----- RECORDS TO PROCESS -----

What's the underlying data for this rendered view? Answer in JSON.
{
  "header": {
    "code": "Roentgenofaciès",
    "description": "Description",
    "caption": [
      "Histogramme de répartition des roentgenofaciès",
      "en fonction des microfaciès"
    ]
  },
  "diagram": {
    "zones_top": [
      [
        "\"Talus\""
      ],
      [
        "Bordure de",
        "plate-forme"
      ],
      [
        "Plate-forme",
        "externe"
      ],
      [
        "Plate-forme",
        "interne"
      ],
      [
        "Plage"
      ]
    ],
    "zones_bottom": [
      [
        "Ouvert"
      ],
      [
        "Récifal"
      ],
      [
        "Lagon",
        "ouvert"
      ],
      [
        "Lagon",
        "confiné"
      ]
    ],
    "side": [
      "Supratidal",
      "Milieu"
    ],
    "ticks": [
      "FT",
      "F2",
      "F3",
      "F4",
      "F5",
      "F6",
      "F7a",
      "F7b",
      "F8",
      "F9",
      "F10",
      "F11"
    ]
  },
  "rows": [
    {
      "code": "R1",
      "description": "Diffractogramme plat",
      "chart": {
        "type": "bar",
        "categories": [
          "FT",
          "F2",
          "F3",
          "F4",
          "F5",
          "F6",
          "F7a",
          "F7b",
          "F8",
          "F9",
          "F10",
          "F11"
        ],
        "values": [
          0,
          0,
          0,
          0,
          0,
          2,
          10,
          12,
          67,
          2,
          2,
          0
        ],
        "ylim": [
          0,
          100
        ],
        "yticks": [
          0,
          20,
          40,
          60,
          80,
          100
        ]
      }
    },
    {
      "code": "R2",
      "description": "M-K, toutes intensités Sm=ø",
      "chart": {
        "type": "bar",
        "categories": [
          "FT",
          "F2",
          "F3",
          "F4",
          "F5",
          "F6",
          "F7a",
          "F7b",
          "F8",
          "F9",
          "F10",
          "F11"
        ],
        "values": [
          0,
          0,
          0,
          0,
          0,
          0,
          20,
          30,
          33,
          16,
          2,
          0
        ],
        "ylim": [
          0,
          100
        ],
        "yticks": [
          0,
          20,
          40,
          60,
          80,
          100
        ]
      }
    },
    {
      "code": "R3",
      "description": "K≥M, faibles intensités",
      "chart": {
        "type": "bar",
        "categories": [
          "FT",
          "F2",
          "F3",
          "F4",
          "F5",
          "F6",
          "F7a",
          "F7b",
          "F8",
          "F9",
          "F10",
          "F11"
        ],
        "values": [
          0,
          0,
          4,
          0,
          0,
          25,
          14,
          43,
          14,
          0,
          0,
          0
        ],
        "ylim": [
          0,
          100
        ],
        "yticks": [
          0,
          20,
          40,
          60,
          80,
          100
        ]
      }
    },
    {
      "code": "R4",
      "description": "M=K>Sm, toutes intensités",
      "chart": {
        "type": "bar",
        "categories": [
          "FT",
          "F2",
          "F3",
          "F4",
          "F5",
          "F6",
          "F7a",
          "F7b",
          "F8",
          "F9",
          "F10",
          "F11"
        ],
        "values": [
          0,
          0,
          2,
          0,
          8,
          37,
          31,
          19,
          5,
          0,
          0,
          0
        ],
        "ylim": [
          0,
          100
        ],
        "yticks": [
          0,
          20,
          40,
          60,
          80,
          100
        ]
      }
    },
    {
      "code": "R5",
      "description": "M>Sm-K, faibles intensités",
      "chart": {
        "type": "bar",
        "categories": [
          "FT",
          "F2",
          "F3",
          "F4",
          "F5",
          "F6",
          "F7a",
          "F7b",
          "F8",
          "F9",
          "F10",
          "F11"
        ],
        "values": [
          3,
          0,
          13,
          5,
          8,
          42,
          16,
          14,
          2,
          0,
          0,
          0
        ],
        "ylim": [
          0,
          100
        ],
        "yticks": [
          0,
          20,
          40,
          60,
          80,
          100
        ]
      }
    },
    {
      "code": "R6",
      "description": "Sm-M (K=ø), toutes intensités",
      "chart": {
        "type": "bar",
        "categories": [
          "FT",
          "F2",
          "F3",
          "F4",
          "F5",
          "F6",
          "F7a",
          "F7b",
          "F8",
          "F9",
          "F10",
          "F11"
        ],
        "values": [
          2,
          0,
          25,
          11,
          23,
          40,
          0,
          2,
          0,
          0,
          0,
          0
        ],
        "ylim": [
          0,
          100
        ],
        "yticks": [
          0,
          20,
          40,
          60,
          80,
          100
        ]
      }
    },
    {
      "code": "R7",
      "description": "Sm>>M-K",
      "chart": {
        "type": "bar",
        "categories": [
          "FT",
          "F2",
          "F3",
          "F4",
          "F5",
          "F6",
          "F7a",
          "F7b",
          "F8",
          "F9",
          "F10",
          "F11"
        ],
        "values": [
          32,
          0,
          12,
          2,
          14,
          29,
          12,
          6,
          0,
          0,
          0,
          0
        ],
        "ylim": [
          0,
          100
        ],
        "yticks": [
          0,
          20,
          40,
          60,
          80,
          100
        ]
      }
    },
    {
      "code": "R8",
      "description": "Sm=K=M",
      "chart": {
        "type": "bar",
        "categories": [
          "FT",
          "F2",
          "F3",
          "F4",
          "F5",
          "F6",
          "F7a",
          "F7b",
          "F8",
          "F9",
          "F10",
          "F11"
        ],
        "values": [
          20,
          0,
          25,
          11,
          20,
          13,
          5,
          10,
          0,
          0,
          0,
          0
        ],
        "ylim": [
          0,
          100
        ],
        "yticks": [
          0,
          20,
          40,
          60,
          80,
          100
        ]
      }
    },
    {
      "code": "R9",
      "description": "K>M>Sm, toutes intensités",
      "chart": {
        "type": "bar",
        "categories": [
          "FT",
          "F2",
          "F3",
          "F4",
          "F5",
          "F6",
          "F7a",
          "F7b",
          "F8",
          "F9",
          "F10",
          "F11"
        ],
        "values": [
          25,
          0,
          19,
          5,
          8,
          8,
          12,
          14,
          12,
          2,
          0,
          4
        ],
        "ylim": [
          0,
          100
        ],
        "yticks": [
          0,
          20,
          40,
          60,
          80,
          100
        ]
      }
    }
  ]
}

-----

### REQUEST
Copy all lines from the data that hold the word "intensités".

### ANSWER TO THIS EXERCISE
      "description": "M-K, toutes intensités Sm=ø",
      "description": "K≥M, faibles intensités",
      "description": "M=K>Sm, toutes intensités",
      "description": "M>Sm-K, faibles intensités",
      "description": "Sm-M (K=ø), toutes intensités",
      "description": "K>M>Sm, toutes intensités",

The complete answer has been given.